Raw records:
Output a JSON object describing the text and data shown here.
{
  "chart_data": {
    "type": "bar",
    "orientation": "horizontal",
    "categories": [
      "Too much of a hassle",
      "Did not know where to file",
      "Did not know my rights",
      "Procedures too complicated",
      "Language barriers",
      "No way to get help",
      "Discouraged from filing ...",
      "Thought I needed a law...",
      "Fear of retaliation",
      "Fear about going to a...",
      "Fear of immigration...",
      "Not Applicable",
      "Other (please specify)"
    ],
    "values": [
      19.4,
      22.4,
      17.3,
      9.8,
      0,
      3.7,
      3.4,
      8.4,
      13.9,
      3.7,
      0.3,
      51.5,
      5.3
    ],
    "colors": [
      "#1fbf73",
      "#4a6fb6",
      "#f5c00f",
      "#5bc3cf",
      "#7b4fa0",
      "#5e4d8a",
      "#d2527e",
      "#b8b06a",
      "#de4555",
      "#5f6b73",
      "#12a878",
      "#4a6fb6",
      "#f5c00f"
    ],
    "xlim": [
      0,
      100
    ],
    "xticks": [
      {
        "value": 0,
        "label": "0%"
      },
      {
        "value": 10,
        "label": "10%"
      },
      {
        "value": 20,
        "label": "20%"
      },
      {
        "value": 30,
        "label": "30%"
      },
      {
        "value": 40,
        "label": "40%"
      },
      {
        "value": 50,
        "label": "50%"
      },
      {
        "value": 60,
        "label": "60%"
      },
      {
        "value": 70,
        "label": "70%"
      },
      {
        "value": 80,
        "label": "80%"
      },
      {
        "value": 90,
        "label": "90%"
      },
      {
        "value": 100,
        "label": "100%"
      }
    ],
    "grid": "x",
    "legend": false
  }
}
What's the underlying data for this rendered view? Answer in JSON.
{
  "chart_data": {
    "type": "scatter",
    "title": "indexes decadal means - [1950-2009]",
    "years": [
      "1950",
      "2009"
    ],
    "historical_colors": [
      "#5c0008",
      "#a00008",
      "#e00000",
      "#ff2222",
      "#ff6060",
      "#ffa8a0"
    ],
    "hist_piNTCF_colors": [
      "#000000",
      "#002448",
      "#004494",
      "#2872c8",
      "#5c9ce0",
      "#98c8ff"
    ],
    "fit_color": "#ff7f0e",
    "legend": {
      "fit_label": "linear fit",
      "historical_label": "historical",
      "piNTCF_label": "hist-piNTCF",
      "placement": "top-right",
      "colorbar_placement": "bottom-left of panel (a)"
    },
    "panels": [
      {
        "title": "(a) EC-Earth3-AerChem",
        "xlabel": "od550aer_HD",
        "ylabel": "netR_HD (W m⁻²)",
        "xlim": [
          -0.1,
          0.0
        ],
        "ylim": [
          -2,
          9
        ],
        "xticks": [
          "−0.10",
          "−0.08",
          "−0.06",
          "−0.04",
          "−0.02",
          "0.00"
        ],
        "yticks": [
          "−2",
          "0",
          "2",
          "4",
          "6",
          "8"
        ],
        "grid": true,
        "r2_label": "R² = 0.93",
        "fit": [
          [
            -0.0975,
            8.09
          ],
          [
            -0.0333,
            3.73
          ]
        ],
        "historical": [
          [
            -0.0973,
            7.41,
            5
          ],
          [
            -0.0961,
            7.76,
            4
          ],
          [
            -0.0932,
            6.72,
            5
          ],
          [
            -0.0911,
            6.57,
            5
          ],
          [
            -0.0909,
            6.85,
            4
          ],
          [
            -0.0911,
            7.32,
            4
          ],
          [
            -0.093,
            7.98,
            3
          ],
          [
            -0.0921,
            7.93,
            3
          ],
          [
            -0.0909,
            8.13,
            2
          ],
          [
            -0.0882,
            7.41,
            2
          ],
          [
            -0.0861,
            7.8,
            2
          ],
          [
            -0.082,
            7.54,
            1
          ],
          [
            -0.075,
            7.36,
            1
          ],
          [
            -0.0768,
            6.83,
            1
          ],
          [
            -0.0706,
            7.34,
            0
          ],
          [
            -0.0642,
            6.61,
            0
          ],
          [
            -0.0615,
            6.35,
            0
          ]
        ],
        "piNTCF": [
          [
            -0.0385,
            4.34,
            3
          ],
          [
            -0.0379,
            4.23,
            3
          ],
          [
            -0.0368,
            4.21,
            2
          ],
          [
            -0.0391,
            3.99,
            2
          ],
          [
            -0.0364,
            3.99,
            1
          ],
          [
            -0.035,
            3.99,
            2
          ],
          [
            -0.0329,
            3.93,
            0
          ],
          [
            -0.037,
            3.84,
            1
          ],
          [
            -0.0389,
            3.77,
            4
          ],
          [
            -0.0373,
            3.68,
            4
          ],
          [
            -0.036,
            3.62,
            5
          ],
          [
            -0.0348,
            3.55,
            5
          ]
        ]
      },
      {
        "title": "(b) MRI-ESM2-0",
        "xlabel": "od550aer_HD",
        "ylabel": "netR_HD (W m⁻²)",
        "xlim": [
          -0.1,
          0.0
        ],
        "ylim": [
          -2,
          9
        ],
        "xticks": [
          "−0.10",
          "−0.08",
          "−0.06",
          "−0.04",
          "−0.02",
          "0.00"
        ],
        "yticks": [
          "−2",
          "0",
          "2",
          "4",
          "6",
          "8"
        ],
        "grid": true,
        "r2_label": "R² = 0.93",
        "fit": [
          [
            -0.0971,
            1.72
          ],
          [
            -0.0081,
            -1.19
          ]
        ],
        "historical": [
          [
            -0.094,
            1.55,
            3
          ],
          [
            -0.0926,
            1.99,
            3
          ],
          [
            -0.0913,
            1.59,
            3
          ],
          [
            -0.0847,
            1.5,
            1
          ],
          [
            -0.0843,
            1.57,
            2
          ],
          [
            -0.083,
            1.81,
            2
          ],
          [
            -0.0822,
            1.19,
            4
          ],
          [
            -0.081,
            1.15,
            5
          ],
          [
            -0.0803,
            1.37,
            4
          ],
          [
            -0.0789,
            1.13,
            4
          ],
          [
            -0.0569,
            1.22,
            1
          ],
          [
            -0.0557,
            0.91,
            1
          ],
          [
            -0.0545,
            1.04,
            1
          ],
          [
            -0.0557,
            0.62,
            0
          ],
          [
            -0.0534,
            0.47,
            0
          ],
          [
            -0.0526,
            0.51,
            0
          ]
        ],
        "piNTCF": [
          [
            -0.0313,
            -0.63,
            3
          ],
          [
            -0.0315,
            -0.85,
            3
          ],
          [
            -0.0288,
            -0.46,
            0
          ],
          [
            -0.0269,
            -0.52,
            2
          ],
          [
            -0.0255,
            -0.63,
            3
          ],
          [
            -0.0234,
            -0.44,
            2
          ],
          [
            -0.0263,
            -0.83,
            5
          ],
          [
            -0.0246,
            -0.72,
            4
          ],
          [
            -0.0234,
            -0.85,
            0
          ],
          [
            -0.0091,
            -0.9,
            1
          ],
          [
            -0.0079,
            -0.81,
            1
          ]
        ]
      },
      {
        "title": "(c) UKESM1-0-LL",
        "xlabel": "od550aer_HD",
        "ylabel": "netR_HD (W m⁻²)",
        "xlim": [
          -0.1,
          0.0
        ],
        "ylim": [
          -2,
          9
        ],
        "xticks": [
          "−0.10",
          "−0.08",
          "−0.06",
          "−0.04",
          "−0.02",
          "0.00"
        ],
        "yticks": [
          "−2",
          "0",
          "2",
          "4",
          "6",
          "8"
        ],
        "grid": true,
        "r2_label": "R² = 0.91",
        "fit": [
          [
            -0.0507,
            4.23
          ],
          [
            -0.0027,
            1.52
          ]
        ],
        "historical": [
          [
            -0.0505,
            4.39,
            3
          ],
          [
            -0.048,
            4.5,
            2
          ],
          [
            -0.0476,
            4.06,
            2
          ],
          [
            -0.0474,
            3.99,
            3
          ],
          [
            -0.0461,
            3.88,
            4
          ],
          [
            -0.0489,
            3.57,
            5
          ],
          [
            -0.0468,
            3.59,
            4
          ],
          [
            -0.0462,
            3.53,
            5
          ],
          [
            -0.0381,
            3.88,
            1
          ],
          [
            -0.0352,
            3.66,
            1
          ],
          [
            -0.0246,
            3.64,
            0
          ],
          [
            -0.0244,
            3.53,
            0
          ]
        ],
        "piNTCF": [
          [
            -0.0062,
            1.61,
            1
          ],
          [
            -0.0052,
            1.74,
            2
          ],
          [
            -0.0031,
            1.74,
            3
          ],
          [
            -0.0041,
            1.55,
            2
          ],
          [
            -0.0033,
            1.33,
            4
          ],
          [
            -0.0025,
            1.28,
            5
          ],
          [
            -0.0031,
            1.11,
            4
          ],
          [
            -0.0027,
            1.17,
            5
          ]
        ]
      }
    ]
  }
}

Task: List the lines of the entries that include "title".

Response:
    "title": "indexes decadal means - [1950-2009]",
        "title": "(a) EC-Earth3-AerChem",
        "title": "(b) MRI-ESM2-0",
        "title": "(c) UKESM1-0-LL",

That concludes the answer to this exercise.